**Set task**
Update the bakery review from "The dark chocolate" up to and including "chocolate cakelike dessert." by changing "enormous" to "gigantic", and give that part again.

**Passage shown**
I would also highly recommend visiting Blue Star Donuts on Abbott Kinney Blvd, even though the Portland, Oregon location inexplicably tastes better (see last years blog post about my adventures in the Pacific Northwest). Their glazed buttermilk donut is my favorite. And of course, when fresh, an apple fritter from Bob’s Coffee and Doughnuts at the Farmer’s Market never disappoints.


Clear Flour Bread

Before my first visit to Clear Flour Bread in Brookline, Massachusetts, I did not do my research.  I had heard great things about the bakery while searching online for places to try in Boston, and that was enough to convince me.  When I arrived that morning, I just chose what I thought looked the most appealing, and since I was on a twice-baked almond brioche kick at the time, that happened to be their Bostock.  I was expecting something, buttery, almondy, and custardy, but theirs had another flavor to it – something floral perhaps – that I was not a fan of.

Two years later, I started looking for places to try around Boston that I hadn’t already been to, and again, I came across rave reviews of Clear Flour Bread.  One Yelper even called it “the best bakery in the United States.”  After carefully reading all of the reviews of the bakery that I could find, I decided that I must return a second time to sample more of their menu.  I decided that I would get their morning bun with walnuts, brioche with chocolate and pastry cream, chocolate chunk cookie, and chocolate bouchon.

I arrived about ten minutes before they opened on a Sunday, and the 30-person line that wrapped around the corner confirmed the high caliber and authenticity that I had read so much about.  Upon entering the bakery, which can only fit about eight customers at a time, I was overwhelmed by the aromas of freshly baked bread and warm chocolate.  Luckily, they didn’t run out of any of the items that I had my heart set on, so I was able to try all four.  They have a huge assortment of items that I’d love to try though, so I plan to make another visit soon to taste their canelé and financier.


The morning bun was made from buttery croissant dough, which was a nice departure from the brioche-based ones that I’m used to, and the walnuts and brown-sugary goo didn’t overpower the flakey pastry.


The dark chocolate in my brioche was still slightly melted and the pastry cream added a light sweetness to the treat.


The chocolate chip cookie was enormous, crispy on the outside, and soft on the inside.  This was not just your average cookie, however, and the cookie dough and chocolate were actually layered in the way that pastry dough and butter are to create puff pastry.  This dough-chocolate striation allowed for greater complexity of flavor and notes from both components in each bite.


The bouchon tasted like a very buttery brownie with dark chocolate chunks throughout, and the chocolate flavor was probably the most pure and intense that I’ve ever experienced in a chocolate cakelike dessert.

I should never have waited so long to give Clear Flour a second chance!  They truly are masters of their craft.

**Dataset rows**
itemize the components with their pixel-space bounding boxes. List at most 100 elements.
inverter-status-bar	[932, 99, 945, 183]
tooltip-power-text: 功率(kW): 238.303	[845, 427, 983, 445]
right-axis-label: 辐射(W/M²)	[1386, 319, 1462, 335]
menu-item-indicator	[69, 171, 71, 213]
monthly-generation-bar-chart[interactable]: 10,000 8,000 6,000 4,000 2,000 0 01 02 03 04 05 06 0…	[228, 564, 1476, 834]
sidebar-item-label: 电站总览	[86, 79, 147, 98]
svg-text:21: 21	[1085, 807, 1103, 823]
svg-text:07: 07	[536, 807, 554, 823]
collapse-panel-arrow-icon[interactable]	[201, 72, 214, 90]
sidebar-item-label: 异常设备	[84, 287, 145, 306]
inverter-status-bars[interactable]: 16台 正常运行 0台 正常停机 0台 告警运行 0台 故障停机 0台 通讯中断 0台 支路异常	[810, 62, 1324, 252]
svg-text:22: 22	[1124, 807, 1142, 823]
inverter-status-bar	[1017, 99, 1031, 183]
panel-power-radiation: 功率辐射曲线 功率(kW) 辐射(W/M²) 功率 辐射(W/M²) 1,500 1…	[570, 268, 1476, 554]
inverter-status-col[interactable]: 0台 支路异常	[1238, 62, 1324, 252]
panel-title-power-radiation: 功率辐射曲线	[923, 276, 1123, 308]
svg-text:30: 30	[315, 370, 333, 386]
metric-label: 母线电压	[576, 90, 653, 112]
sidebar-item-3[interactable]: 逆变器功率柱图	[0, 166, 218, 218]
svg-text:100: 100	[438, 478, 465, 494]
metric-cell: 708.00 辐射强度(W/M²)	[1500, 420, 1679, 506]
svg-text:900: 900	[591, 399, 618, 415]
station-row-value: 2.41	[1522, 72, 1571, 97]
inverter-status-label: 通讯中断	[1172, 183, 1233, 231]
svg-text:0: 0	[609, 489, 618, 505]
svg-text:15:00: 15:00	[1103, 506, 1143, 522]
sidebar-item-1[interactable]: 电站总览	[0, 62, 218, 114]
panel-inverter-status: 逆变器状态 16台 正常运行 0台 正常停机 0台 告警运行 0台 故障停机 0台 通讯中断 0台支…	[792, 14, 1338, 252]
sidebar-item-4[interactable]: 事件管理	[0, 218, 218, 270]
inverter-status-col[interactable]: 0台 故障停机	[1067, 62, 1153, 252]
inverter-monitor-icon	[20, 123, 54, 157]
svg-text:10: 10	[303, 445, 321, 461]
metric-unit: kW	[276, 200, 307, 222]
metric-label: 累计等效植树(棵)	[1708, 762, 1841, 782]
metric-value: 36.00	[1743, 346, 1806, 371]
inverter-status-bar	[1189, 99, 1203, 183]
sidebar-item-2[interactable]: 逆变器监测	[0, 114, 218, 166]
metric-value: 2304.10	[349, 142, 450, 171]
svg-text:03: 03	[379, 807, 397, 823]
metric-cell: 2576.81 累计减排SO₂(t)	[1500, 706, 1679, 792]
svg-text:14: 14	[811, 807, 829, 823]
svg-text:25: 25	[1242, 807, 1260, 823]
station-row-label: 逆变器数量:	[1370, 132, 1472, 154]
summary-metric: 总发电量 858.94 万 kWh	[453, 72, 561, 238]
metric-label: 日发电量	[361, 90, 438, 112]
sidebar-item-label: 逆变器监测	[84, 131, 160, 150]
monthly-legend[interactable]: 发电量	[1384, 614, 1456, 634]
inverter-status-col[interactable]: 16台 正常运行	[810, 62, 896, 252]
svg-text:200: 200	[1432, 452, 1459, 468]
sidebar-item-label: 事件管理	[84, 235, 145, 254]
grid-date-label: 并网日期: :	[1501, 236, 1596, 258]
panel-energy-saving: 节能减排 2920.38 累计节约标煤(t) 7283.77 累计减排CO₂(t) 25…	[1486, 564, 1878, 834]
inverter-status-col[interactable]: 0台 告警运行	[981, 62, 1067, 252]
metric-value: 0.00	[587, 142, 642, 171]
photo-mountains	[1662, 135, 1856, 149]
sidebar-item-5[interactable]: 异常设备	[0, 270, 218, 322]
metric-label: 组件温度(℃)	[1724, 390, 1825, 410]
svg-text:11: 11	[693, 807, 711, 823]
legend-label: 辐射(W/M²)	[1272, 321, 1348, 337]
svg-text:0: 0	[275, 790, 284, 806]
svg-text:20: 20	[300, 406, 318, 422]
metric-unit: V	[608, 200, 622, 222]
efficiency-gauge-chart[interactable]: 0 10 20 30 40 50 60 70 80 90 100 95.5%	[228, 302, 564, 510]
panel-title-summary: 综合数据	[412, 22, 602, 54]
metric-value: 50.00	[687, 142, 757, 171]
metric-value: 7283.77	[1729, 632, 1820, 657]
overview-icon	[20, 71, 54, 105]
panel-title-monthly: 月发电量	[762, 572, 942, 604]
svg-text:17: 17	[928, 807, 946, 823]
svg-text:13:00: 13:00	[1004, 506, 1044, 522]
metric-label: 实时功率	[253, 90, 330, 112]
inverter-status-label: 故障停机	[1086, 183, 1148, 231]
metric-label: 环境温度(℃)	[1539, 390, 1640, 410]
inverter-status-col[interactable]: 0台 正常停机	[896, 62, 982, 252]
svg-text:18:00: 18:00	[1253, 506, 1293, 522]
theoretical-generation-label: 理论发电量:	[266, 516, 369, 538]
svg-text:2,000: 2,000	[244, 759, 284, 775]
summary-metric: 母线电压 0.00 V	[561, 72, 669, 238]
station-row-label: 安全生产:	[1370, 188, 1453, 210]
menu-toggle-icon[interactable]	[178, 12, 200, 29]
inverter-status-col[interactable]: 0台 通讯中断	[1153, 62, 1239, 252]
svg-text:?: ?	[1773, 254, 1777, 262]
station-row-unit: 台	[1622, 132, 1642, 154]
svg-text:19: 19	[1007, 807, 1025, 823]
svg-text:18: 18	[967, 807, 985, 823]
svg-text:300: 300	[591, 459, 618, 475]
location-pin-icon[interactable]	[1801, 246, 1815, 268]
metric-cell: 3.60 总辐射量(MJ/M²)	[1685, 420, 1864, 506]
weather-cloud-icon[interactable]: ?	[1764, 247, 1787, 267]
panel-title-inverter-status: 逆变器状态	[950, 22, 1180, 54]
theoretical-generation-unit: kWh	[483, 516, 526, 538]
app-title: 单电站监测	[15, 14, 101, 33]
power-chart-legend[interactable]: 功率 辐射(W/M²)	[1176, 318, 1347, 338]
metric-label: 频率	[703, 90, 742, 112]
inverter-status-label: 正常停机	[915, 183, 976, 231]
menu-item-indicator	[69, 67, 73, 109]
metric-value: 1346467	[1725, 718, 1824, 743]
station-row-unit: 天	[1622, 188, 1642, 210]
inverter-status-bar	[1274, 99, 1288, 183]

**Response for this exercise**
The dark chocolate in my brioche was still slightly melted and the pastry cream added a light sweetness to the treat.


The chocolate chip cookie was gigantic, crispy on the outside, and soft on the inside.  This was not just your average cookie, however, and the cookie dough and chocolate were actually layered in the way that pastry dough and butter are to create puff pastry.  This dough-chocolate striation allowed for greater complexity of flavor and notes from both components in each bite.


The bouchon tasted like a very buttery brownie with dark chocolate chunks throughout, and the chocolate flavor was probably the most pure and intense that I’ve ever experienced in a chocolate cakelike dessert.